⟨

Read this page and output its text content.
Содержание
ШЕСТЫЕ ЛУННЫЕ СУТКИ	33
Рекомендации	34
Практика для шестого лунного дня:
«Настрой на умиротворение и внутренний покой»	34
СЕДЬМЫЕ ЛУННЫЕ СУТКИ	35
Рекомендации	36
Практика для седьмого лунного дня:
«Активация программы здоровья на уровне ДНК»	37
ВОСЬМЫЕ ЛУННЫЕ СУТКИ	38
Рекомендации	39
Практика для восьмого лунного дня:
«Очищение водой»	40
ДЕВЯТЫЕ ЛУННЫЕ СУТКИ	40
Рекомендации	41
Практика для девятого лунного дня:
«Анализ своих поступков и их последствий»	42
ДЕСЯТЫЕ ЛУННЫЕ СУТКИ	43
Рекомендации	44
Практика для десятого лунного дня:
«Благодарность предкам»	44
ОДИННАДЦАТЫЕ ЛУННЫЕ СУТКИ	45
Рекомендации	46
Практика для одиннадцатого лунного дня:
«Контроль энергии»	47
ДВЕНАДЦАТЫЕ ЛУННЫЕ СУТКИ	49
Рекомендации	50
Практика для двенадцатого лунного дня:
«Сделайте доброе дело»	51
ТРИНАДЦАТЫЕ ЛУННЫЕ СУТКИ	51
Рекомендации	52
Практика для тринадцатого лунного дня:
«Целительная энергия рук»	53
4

⟩

Aim:
Working from the material above, retype it in its entirety without change.

Answer to the problem:
Read this page and output its text content.
Содержание
ШЕСТЫЕ ЛУННЫЕ СУТКИ	33
Рекомендации	34
Практика для шестого лунного дня:
«Настрой на умиротворение и внутренний покой»	34
СЕДЬМЫЕ ЛУННЫЕ СУТКИ	35
Рекомендации	36
Практика для седьмого лунного дня:
«Активация программы здоровья на уровне ДНК»	37
ВОСЬМЫЕ ЛУННЫЕ СУТКИ	38
Рекомендации	39
Практика для восьмого лунного дня:
«Очищение водой»	40
ДЕВЯТЫЕ ЛУННЫЕ СУТКИ	40
Рекомендации	41
Практика для девятого лунного дня:
«Анализ своих поступков и их последствий»	42
ДЕСЯТЫЕ ЛУННЫЕ СУТКИ	43
Рекомендации	44
Практика для десятого лунного дня:
«Благодарность предкам»	44
ОДИННАДЦАТЫЕ ЛУННЫЕ СУТКИ	45
Рекомендации	46
Практика для одиннадцатого лунного дня:
«Контроль энергии»	47
ДВЕНАДЦАТЫЕ ЛУННЫЕ СУТКИ	49
Рекомендации	50
Практика для двенадцатого лунного дня:
«Сделайте доброе дело»	51
ТРИНАДЦАТЫЕ ЛУННЫЕ СУТКИ	51
Рекомендации	52
Практика для тринадцатого лунного дня:
«Целительная энергия рук»	53
4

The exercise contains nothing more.